RECORDS FOR THIS EXERCISE:
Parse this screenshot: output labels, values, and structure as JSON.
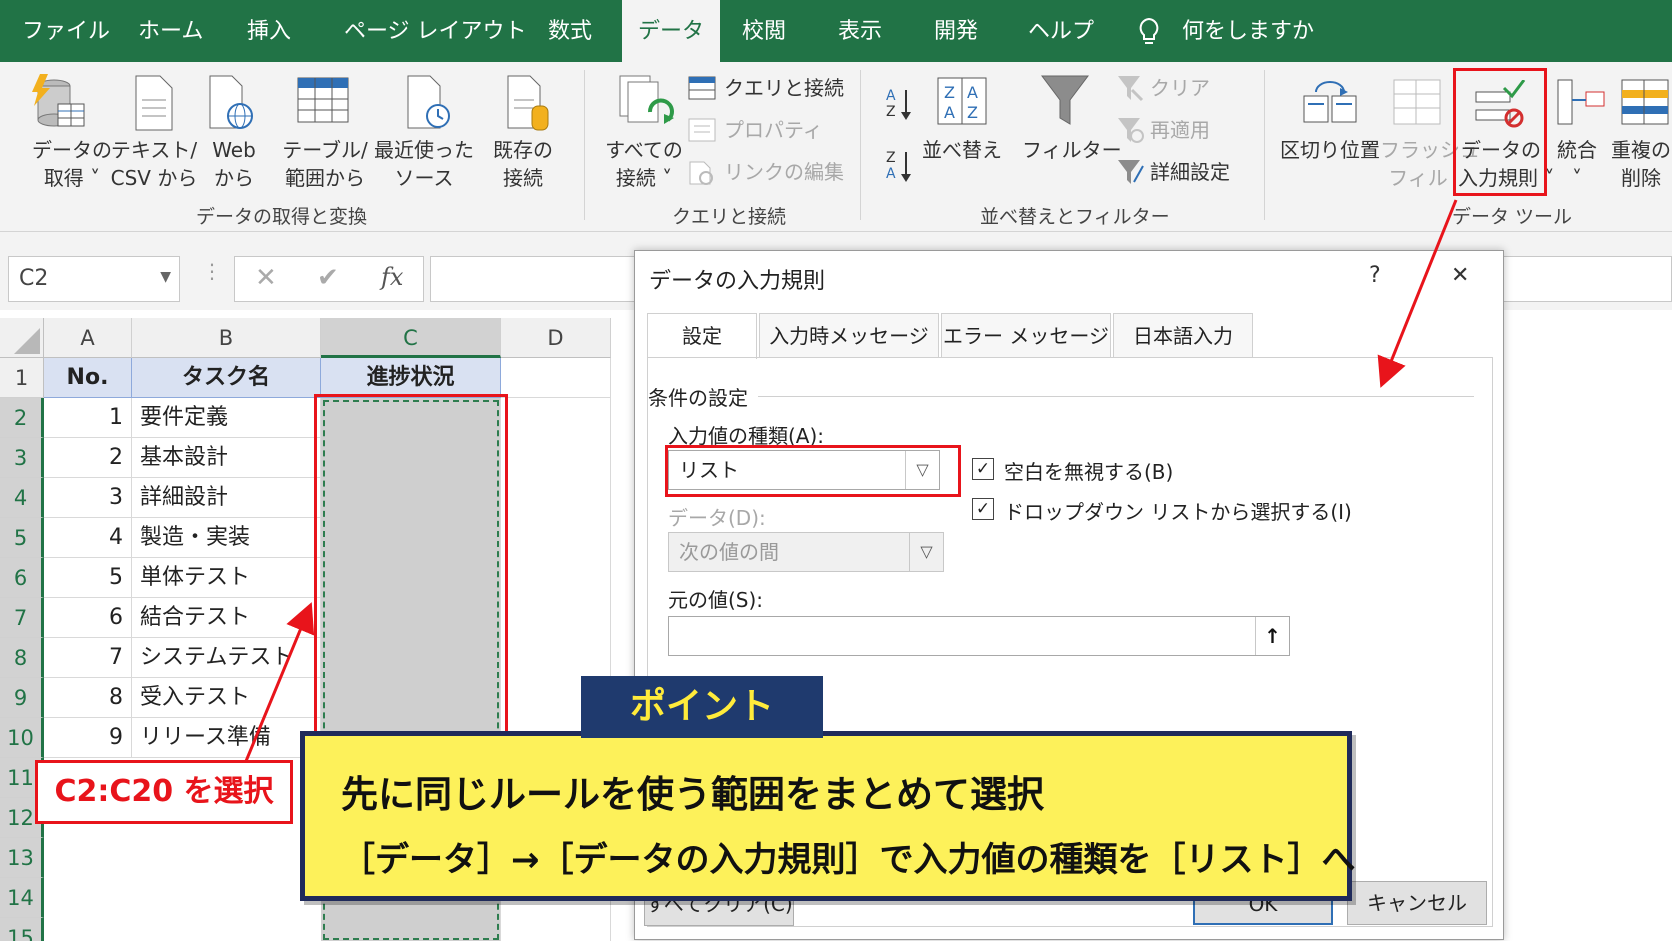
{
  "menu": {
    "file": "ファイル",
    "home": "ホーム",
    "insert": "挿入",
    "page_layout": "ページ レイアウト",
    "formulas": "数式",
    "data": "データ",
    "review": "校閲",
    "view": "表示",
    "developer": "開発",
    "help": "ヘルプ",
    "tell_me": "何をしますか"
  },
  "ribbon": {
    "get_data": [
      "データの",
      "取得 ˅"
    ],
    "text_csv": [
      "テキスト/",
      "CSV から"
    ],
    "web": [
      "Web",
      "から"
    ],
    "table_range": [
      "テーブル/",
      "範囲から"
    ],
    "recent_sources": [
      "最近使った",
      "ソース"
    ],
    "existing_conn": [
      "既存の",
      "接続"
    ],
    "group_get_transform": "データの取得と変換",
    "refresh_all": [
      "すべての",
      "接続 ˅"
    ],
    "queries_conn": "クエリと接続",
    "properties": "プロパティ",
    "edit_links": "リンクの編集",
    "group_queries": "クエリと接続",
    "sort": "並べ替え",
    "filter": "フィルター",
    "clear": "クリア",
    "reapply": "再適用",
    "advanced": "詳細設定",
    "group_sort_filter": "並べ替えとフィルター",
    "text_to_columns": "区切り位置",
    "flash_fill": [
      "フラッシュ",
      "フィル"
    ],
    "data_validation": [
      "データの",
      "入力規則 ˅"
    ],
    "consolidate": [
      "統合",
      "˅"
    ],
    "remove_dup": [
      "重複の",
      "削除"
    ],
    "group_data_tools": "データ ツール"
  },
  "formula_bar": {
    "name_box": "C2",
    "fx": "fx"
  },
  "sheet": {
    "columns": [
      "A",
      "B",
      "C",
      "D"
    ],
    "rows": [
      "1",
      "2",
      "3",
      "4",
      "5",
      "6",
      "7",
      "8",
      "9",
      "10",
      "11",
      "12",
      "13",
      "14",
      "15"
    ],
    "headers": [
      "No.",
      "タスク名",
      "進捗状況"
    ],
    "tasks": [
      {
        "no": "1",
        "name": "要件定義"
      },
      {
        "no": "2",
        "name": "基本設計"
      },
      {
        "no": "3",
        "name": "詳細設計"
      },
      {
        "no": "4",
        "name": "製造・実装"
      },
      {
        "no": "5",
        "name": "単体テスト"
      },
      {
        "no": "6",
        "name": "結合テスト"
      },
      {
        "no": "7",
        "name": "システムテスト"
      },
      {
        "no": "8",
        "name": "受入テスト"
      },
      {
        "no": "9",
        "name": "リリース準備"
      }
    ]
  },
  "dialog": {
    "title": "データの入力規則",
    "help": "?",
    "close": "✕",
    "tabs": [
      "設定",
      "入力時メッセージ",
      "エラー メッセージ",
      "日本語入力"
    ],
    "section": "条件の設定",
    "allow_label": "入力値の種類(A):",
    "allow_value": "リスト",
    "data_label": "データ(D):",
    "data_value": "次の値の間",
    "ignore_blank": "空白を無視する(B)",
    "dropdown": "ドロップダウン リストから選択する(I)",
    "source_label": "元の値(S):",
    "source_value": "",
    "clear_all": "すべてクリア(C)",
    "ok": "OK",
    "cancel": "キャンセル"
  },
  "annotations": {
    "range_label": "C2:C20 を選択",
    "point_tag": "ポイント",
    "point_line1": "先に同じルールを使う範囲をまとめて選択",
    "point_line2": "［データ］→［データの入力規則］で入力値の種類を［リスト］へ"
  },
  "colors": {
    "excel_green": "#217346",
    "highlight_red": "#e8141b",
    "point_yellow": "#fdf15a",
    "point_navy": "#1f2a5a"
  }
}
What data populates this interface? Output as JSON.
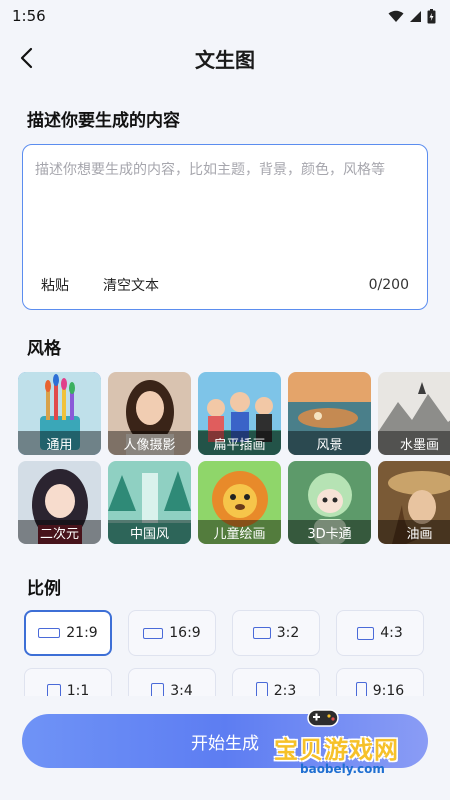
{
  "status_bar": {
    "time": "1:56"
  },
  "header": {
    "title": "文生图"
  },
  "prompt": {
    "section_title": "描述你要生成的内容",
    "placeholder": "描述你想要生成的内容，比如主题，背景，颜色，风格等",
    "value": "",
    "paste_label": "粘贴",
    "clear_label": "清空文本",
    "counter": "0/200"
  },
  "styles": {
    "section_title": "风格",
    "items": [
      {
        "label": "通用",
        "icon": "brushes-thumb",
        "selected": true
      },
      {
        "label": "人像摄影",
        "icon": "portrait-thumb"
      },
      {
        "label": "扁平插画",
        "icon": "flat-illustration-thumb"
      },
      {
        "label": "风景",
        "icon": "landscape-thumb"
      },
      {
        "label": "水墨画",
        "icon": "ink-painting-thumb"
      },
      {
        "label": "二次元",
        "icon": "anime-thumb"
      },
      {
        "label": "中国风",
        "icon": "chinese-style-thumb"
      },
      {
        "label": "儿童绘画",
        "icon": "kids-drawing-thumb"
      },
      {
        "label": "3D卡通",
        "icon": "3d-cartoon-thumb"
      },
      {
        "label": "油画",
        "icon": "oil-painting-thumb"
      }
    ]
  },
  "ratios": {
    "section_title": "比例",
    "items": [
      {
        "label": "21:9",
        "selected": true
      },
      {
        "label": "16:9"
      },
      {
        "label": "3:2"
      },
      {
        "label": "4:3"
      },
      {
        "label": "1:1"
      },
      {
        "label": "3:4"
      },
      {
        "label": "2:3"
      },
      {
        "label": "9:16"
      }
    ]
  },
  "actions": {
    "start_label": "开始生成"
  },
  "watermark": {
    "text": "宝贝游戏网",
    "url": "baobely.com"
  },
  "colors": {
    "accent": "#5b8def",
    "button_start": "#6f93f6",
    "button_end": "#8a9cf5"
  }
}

GIVEN PROBLEM: Search the data above for the string "painting" and copy each line that has it.

FULL ANSWER:
        "icon": "ink-painting-thumb"
        "icon": "oil-painting-thumb"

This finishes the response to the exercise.